Stored data entries:

┄┄┄┄┄┄

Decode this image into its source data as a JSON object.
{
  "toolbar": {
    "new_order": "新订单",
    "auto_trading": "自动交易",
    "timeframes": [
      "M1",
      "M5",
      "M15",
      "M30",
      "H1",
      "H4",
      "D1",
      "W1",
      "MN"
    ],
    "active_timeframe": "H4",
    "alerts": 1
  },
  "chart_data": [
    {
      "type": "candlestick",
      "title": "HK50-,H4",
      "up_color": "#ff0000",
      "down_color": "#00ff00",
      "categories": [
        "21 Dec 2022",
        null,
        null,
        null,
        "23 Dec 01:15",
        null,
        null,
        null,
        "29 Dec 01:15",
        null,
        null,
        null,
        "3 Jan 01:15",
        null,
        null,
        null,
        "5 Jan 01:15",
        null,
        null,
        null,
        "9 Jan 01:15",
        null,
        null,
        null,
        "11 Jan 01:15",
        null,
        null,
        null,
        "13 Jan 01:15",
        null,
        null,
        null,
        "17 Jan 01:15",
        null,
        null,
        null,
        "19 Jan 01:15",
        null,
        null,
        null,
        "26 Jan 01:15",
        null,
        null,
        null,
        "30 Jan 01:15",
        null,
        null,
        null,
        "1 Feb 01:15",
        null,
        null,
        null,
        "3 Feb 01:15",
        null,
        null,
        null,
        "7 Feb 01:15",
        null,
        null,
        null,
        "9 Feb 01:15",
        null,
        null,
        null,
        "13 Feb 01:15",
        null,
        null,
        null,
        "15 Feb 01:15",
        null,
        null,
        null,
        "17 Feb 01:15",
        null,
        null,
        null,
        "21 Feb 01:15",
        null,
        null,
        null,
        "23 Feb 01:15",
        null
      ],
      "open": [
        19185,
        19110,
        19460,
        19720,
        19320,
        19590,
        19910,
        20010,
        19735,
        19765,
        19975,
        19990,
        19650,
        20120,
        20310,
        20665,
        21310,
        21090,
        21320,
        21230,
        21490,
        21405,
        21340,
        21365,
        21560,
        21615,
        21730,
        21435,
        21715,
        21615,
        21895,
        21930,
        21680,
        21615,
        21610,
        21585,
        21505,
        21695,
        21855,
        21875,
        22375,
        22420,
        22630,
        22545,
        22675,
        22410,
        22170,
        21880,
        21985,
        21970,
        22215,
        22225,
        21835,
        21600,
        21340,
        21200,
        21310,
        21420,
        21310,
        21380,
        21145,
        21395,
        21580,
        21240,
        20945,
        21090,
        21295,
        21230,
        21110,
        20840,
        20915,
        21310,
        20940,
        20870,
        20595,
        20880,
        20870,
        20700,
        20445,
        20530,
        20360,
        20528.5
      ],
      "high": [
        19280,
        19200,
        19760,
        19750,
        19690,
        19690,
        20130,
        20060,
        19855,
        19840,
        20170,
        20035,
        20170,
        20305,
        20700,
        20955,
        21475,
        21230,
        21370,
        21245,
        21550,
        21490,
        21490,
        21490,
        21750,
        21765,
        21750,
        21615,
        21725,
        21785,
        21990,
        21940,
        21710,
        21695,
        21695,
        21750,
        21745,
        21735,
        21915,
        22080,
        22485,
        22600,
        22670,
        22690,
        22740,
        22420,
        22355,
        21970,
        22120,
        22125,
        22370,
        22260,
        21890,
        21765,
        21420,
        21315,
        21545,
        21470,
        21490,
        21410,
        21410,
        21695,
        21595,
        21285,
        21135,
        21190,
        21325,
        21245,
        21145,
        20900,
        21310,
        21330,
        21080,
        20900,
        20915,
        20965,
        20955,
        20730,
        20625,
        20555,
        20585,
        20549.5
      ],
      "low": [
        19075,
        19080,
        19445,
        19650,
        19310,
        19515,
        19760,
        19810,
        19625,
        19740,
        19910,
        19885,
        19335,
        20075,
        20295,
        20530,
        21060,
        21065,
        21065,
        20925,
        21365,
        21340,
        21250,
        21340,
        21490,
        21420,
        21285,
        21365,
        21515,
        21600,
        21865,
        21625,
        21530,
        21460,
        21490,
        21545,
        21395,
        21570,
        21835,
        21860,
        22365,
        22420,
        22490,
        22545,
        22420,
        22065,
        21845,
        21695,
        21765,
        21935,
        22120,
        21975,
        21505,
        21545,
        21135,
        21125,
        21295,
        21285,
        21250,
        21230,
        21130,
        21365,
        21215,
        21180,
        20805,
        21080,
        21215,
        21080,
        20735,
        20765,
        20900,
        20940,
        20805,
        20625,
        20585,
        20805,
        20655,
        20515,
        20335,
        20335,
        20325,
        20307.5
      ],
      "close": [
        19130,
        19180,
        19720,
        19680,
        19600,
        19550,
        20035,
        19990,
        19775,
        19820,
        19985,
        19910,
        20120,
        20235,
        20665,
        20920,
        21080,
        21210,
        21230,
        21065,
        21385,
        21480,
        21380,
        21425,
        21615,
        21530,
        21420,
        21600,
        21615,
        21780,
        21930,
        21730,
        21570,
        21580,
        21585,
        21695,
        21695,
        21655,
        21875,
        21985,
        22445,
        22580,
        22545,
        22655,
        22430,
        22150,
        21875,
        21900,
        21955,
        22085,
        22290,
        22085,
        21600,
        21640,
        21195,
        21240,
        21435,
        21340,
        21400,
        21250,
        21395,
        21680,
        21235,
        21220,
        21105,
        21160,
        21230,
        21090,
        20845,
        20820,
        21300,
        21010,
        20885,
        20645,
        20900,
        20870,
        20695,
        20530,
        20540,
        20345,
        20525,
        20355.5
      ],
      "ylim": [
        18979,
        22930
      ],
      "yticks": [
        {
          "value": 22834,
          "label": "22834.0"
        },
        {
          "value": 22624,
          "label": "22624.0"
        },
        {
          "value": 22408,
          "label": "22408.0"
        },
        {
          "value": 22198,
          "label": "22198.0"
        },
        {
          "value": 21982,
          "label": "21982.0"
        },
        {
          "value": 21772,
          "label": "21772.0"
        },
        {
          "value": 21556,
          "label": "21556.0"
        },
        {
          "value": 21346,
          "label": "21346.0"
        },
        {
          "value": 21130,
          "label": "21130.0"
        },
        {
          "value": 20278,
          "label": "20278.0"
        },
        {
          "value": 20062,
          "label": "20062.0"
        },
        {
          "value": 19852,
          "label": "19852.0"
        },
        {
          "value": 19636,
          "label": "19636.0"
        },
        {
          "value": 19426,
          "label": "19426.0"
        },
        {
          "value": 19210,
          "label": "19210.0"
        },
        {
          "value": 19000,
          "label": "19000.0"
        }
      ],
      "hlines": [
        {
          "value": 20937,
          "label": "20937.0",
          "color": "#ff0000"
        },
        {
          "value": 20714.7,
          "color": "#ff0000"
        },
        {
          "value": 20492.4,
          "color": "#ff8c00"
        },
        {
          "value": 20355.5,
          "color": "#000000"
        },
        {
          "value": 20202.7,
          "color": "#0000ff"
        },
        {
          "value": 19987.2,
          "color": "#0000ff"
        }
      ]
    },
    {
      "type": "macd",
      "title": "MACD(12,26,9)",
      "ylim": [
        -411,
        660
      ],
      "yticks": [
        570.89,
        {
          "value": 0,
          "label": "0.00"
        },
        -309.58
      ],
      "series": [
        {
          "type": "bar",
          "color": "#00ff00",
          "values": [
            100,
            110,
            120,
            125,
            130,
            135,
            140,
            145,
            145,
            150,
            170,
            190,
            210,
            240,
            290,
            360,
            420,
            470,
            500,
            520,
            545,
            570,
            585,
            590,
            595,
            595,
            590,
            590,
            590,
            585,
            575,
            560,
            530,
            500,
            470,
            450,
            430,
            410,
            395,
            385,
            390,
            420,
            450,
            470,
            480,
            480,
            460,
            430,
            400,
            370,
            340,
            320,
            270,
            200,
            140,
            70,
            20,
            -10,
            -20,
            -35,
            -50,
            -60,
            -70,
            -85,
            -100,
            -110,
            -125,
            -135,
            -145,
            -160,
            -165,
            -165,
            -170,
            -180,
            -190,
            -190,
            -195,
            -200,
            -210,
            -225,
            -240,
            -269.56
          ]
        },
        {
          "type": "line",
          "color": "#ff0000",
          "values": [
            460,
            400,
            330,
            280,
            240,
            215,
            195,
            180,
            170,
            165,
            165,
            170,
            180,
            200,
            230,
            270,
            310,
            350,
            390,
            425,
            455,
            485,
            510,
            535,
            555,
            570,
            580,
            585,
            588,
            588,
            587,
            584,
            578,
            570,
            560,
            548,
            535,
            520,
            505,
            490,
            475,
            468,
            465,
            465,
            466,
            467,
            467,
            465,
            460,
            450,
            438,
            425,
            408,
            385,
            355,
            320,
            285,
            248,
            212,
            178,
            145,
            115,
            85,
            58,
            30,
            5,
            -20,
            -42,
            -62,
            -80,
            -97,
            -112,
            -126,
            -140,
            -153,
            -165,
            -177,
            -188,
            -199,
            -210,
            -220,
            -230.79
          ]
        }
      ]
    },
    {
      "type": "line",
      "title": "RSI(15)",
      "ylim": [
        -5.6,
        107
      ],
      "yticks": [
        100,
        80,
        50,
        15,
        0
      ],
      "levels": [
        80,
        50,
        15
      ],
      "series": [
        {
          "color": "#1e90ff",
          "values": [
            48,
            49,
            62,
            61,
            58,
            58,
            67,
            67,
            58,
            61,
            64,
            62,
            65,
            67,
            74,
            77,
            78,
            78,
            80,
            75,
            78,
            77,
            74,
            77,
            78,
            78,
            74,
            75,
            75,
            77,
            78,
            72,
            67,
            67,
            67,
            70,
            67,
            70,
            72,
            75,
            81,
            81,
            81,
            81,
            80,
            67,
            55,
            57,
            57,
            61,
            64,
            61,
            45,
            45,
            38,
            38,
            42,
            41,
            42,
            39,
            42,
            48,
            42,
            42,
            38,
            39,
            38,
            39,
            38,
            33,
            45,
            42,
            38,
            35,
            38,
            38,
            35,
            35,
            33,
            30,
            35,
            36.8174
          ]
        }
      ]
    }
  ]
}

┄┄┄┄┄┄

Your objective ▸ Identify and copy lines that hold the string "title".

Complete response ▸
      "title": "HK50-,H4",
      "title": "MACD(12,26,9)",
      "title": "RSI(15)",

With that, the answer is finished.